* _REQUIRED TASK 1_
Can you quote the foreign aid excerpt exactly, the stretch from "by Doug Bandow" through "the developing world."?
* _REQUIRED TASK 2_
How would the essay on foreign aid go on after its final sentence? Write that continuation.

* _PAGE EXCERPT_
○ ○ ○ ○ ○ ○ ○
Help or Hindrance:Can Foreign Aid Prevent International Crises?

by Doug Bandow

Doug Bandow is a senior fellow at the Cato Institute and former special assistant to President Reagan. He is the author and editor of several books, including U.S. Aid to the Developing World: A Free Market Agenda and Perpetuating Poverty: The World Bank, the IMF, and the Developing World (with Ian Vásquez).

Executive Summary

Few programs have consumed as many resources with as few positive results as foreign aid. Since World War II the United States has contributed more than $1 trillion in assistance to other countries. Other nations and international aid agencies have provided more. Although individual development projects have no doubt worked, and humanitarian aid can help alleviate the effects of crises, there is little evidence that cash transfers do much to advance growth or stability in the developing world.

The failure of foreign assistance to meet its traditional goals has led to new justifications. A current favorite, especially of the Clinton administration, is that international financial aid can prevent social catastrophe. But almost every country that has suffered internal catastrophe collected abundant foreign aid beforehand. Foreign aid did not forestall catastrophe. To the contrary, in many countries it helped create and aggravate problems.
○ ○ ○ ○ ○ ○ ○
* _RAW RECORDS_
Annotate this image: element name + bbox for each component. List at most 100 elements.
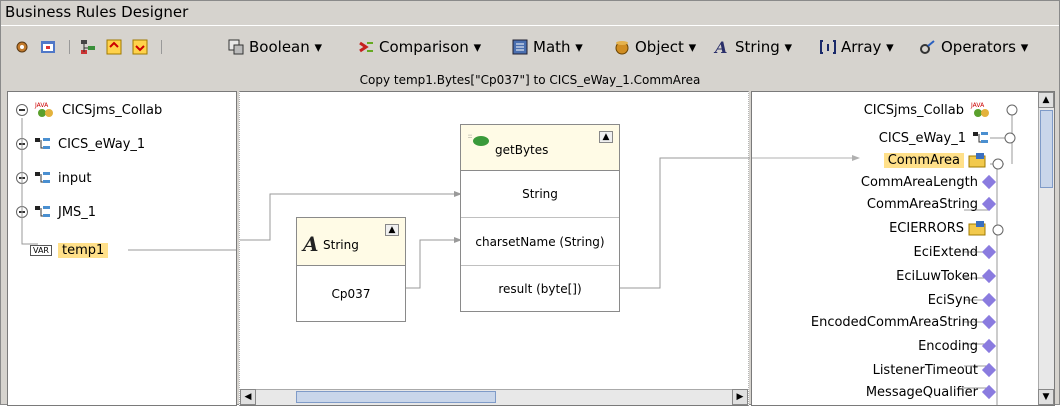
operators-icon [920,40,935,54]
math-label: Math ▾ [533,38,583,56]
collapse-icon[interactable] [105,34,127,60]
operators-menu[interactable]: Operators ▾ [919,34,1028,60]
tree-item-cicsjms-collab[interactable]: CICSjms_Collab JAVA [864,100,992,120]
window-icon[interactable] [39,34,61,60]
canvas-horizontal-scrollbar[interactable]: ◀ ▶ [240,389,748,405]
toolbar: Boolean ▾ Comparison ▾ Math ▾ Object ▾ A… [1,25,1059,69]
tree-item-commarea[interactable]: CommArea [883,150,988,170]
field-diamond-icon [981,196,997,212]
folder-icon [968,221,986,236]
tree-item-commarealength[interactable]: CommAreaLength [860,172,997,192]
comparison-label: Comparison ▾ [379,38,482,56]
math-menu[interactable]: Math ▾ [511,34,583,60]
getbytes-title: getBytes [495,143,549,157]
tree-item-label: EciLuwToken [896,268,978,284]
getbytes-header: :: getBytes ▲ [461,125,619,171]
field-diamond-icon [981,244,997,260]
tree-item-label: ECIERRORS [889,220,964,236]
array-label: Array ▾ [841,38,894,56]
structure-icon [973,132,988,143]
tree-item-label: Encoding [918,338,978,354]
math-icon [512,39,528,55]
object-label: Object ▾ [635,38,697,56]
tree-item-label: CommArea [883,152,964,168]
boolean-icon [228,39,244,55]
window-title: Business Rules Designer [1,1,1059,23]
tree-item-listenertimeout[interactable]: ListenerTimeout [872,360,997,380]
field-diamond-icon [981,174,997,190]
rule-description: Copy temp1.Bytes["Cp037"] to CICS_eWay_1… [359,73,701,87]
string-icon: A [713,38,727,56]
array-icon [820,40,836,54]
field-diamond-icon [981,338,997,354]
right-vertical-scrollbar[interactable]: ▲ ▼ [1038,92,1054,405]
boolean-menu[interactable]: Boolean ▾ [227,34,322,60]
tree-item-ecierrors[interactable]: ECIERRORS [889,218,988,238]
result-bytes[interactable]: result (byte[]) [461,266,619,312]
param-charsetname[interactable]: charsetName (String) [461,218,619,266]
tree-item-eciextend[interactable]: EciExtend [913,242,997,262]
vertical-scroll-thumb[interactable] [1040,110,1053,188]
string-literal-value[interactable]: Cp037 [297,266,405,322]
tree-item-label: CommAreaString [866,196,978,212]
toolbar-separator [161,40,162,54]
scroll-left-icon[interactable]: ◀ [240,389,256,405]
string-literal-header: A String ▲ [297,218,405,266]
destination-tree-panel: CICSjms_Collab JAVA CICS_eWay_1 CommArea… [751,91,1055,406]
comparison-menu[interactable]: Comparison ▾ [357,34,481,60]
method-icon: :: [468,133,489,146]
field-diamond-icon [981,384,997,400]
tree-item-messagequalifier[interactable]: MessageQualifier [865,382,997,402]
field-diamond-icon [981,292,997,308]
expand-icon[interactable] [131,34,153,60]
tree-item-label: EciSync [927,292,978,308]
tree-item-commareastring[interactable]: CommAreaString [866,194,997,214]
source-tree-panel: JAVA CICSjms_Collab CICS_eWay_1 input JM… [7,91,237,406]
tree-item-encoding[interactable]: Encoding [918,336,997,356]
tree-item-label: CommAreaLength [860,174,978,190]
mapping-canvas: A String ▲ Cp037 :: getBytes ▲ String ch… [239,91,750,406]
business-rules-designer-window: Business Rules Designer Boolean ▾ Compar… [0,0,1060,406]
array-menu[interactable]: Array ▾ [819,34,894,60]
horizontal-scroll-thumb[interactable] [296,391,496,403]
boolean-label: Boolean ▾ [249,38,323,56]
tree-item-label: CICSjms_Collab [863,102,964,118]
tree-item-cics-eway-1[interactable]: CICS_eWay_1 [879,128,990,148]
svg-text:JAVA: JAVA [970,102,985,109]
folder-icon [968,153,986,168]
tree-item-ecisync[interactable]: EciSync [927,290,997,310]
scroll-up-icon[interactable]: ▲ [1038,92,1054,108]
svg-text:A: A [713,38,727,56]
comparison-icon [359,41,373,53]
object-icon [615,41,629,55]
tree-item-label: CICS_eWay_1 [878,130,966,146]
field-diamond-icon [981,268,997,284]
settings-icon[interactable] [13,34,35,60]
field-diamond-icon [981,314,997,330]
tree-item-label: EciExtend [913,244,978,260]
string-icon: A [303,232,319,256]
string-label: String ▾ [735,38,793,56]
svg-text:::: :: [468,133,472,140]
scroll-down-icon[interactable]: ▼ [1038,389,1054,405]
tree-icon[interactable] [79,34,101,60]
object-menu[interactable]: Object ▾ [613,34,696,60]
java-collab-icon: JAVA [970,102,989,117]
field-diamond-icon [981,362,997,378]
getbytes-method-box[interactable]: :: getBytes ▲ String charsetName (String… [460,124,620,312]
string-literal-box[interactable]: A String ▲ Cp037 [296,217,406,322]
collapse-up-icon[interactable]: ▲ [385,224,399,236]
param-string[interactable]: String [461,171,619,218]
tree-item-label: EncodedCommAreaString [810,314,978,330]
toolbar-separator [69,40,70,54]
string-menu[interactable]: A String ▾ [713,34,792,60]
tree-item-label: ListenerTimeout [872,362,978,378]
tree-item-eciluwtoken[interactable]: EciLuwToken [896,266,997,286]
tree-item-encodedcommareastring[interactable]: EncodedCommAreaString [810,312,997,332]
tree-item-label: MessageQualifier [865,384,978,400]
scroll-right-icon[interactable]: ▶ [732,389,748,405]
string-literal-title: String [323,238,359,252]
tree-lines [21,118,236,251]
operators-label: Operators ▾ [941,38,1029,56]
collapse-up-icon[interactable]: ▲ [599,131,613,143]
○ ○ ○ ○ ○ ○ ○
* _TASK OUTPUT 1_
by Doug Bandow

Doug Bandow is a senior fellow at the Cato Institute and former special assistant to President Reagan. He is the author and editor of several books, including U.S. Aid to the Developing World: A Free Market Agenda and Perpetuating Poverty: The World Bank, the IMF, and the Developing World (with Ian Vásquez).

Executive Summary

Few programs have consumed as many resources with as few positive results as foreign aid. Since World War II the United States has contributed more than $1 trillion in assistance to other countries. Other nations and international aid agencies have provided more. Although individual development projects have no doubt worked, and humanitarian aid can help alleviate the effects of crises, there is little evidence that cash transfers do much to advance growth or stability in the developing world.

* _TASK OUTPUT 2_
Decades of financial transfers have not fostered economic growth. Many nations have been losing ground. Seventy developing states are poorer today than they were in 1980, and 43 are worse off than they were in 1970. Aid levels do not correlate with economic growth.

To truly help poor nations, Washington should end government-to-government assistance, which has often buttressed brutal and venal regimes and eased pressure for reform, and drop its trade barriers, which now impede poor nations' participation in the international marketplace.

Introduction

Few programs have consumed as many resources with as few positive results as has foreign aid. Since World War II the United States alone has contributed more than $1 trillion (in 1996 dollars) in bilateral assistance to other countries. Other nations, directly and through such U.S.-funded multilateral institutions as the International Monetary Fund, the World Bank, and the United Nations, have provided hundreds of billions of dollars more.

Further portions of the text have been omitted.